• **What to produce**
Write the material out again in full, word for word. Do not include the pictures.

• **Extracted information**
▼
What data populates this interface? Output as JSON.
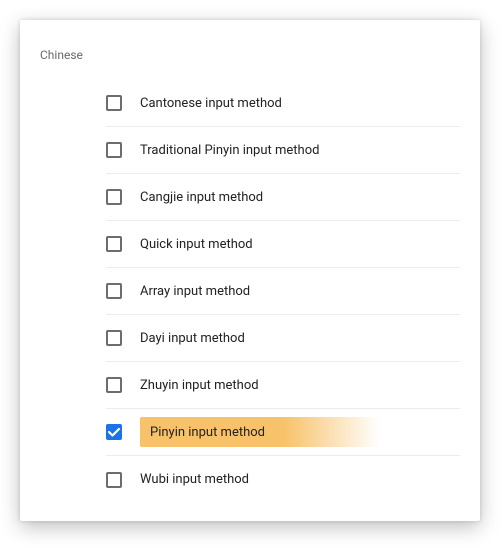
{
  "section": {
    "label": "Chinese"
  },
  "items": [
    {
      "label": "Cantonese input method",
      "checked": false,
      "highlighted": false
    },
    {
      "label": "Traditional Pinyin input method",
      "checked": false,
      "highlighted": false
    },
    {
      "label": "Cangjie input method",
      "checked": false,
      "highlighted": false
    },
    {
      "label": "Quick input method",
      "checked": false,
      "highlighted": false
    },
    {
      "label": "Array input method",
      "checked": false,
      "highlighted": false
    },
    {
      "label": "Dayi input method",
      "checked": false,
      "highlighted": false
    },
    {
      "label": "Zhuyin input method",
      "checked": false,
      "highlighted": false
    },
    {
      "label": "Pinyin input method",
      "checked": true,
      "highlighted": true
    },
    {
      "label": "Wubi input method",
      "checked": false,
      "highlighted": false
    }
  ],
  "colors": {
    "accent": "#1a73e8",
    "highlight": "#f8c26a"
  }
}
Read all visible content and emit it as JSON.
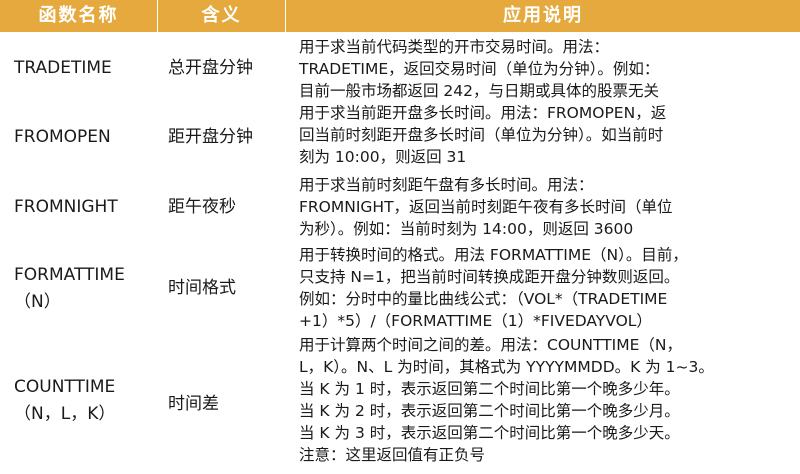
{
  "header": {
    "col_name": "函数名称",
    "col_meaning": "含义",
    "col_desc": "应用说明"
  },
  "rows": [
    {
      "name": "TRADETIME",
      "meaning": "总开盘分钟",
      "desc": [
        "用于求当前代码类型的开市交易时间。用法：",
        "TRADETIME，返回交易时间（单位为分钟）。例如：",
        "目前一般市场都返回 242，与日期或具体的股票无关"
      ]
    },
    {
      "name": "FROMOPEN",
      "meaning": "距开盘分钟",
      "desc": [
        "用于求当前距开盘多长时间。用法：FROMOPEN，返",
        "回当前时刻距开盘多长时间（单位为分钟）。如当前时",
        "刻为 10:00，则返回 31"
      ]
    },
    {
      "name": "FROMNIGHT",
      "meaning": "距午夜秒",
      "desc": [
        "用于求当前时刻距午盘有多长时间。用法：",
        "FROMNIGHT，返回当前时刻距午夜有多长时间（单位",
        "为秒）。例如：当前时刻为 14:00，则返回 3600"
      ]
    },
    {
      "name_lines": [
        "FORMATTIME",
        "（N）"
      ],
      "meaning": "时间格式",
      "desc": [
        "用于转换时间的格式。用法 FORMATTIME（N）。目前，",
        "只支持 N=1，把当前时间转换成距开盘分钟数则返回。",
        "例如：分时中的量比曲线公式：（VOL*（TRADETIME",
        "+1）*5）/（FORMATTIME（1）*FIVEDAYVOL）"
      ]
    },
    {
      "name_lines": [
        "COUNTTIME",
        "（N，L，K）"
      ],
      "meaning": "时间差",
      "desc": [
        "用于计算两个时间之间的差。用法：COUNTTIME（N，",
        "L，K）。N、L 为时间，其格式为 YYYYMMDD。K 为 1~3。",
        "当 K 为 1 时，表示返回第二个时间比第一个晚多少年。",
        "当 K 为 2 时，表示返回第二个时间比第一个晚多少月。",
        "当 K 为 3 时，表示返回第二个时间比第一个晚多少天。",
        "注意：这里返回值有正负号"
      ]
    }
  ]
}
▲
• **Completed task**
What data populates this interface? Output as JSON.
{
  "section": {
    "label": "Chinese"
  },
  "items": [
    {
      "label": "Cantonese input method",
      "checked": false,
      "highlighted": false
    },
    {
      "label": "Traditional Pinyin input method",
      "checked": false,
      "highlighted": false
    },
    {
      "label": "Cangjie input method",
      "checked": false,
      "highlighted": false
    },
    {
      "label": "Quick input method",
      "checked": false,
      "highlighted": false
    },
    {
      "label": "Array input method",
      "checked": false,
      "highlighted": false
    },
    {
      "label": "Dayi input method",
      "checked": false,
      "highlighted": false
    },
    {
      "label": "Zhuyin input method",
      "checked": false,
      "highlighted": false
    },
    {
      "label": "Pinyin input method",
      "checked": true,
      "highlighted": true
    },
    {
      "label": "Wubi input method",
      "checked": false,
      "highlighted": false
    }
  ],
  "colors": {
    "accent": "#1a73e8",
    "highlight": "#f8c26a"
  }
}
Read all visible content and emit it as JSON.
{
  "header": {
    "col_name": "函数名称",
    "col_meaning": "含义",
    "col_desc": "应用说明"
  },
  "rows": [
    {
      "name": "TRADETIME",
      "meaning": "总开盘分钟",
      "desc": [
        "用于求当前代码类型的开市交易时间。用法：",
        "TRADETIME，返回交易时间（单位为分钟）。例如：",
        "目前一般市场都返回 242，与日期或具体的股票无关"
      ]
    },
    {
      "name": "FROMOPEN",
      "meaning": "距开盘分钟",
      "desc": [
        "用于求当前距开盘多长时间。用法：FROMOPEN，返",
        "回当前时刻距开盘多长时间（单位为分钟）。如当前时",
        "刻为 10:00，则返回 31"
      ]
    },
    {
      "name": "FROMNIGHT",
      "meaning": "距午夜秒",
      "desc": [
        "用于求当前时刻距午盘有多长时间。用法：",
        "FROMNIGHT，返回当前时刻距午夜有多长时间（单位",
        "为秒）。例如：当前时刻为 14:00，则返回 3600"
      ]
    },
    {
      "name_lines": [
        "FORMATTIME",
        "（N）"
      ],
      "meaning": "时间格式",
      "desc": [
        "用于转换时间的格式。用法 FORMATTIME（N）。目前，",
        "只支持 N=1，把当前时间转换成距开盘分钟数则返回。",
        "例如：分时中的量比曲线公式：（VOL*（TRADETIME",
        "+1）*5）/（FORMATTIME（1）*FIVEDAYVOL）"
      ]
    },
    {
      "name_lines": [
        "COUNTTIME",
        "（N，L，K）"
      ],
      "meaning": "时间差",
      "desc": [
        "用于计算两个时间之间的差。用法：COUNTTIME（N，",
        "L，K）。N、L 为时间，其格式为 YYYYMMDD。K 为 1~3。",
        "当 K 为 1 时，表示返回第二个时间比第一个晚多少年。",
        "当 K 为 2 时，表示返回第二个时间比第一个晚多少月。",
        "当 K 为 3 时，表示返回第二个时间比第一个晚多少天。",
        "注意：这里返回值有正负号"
      ]
    }
  ]
}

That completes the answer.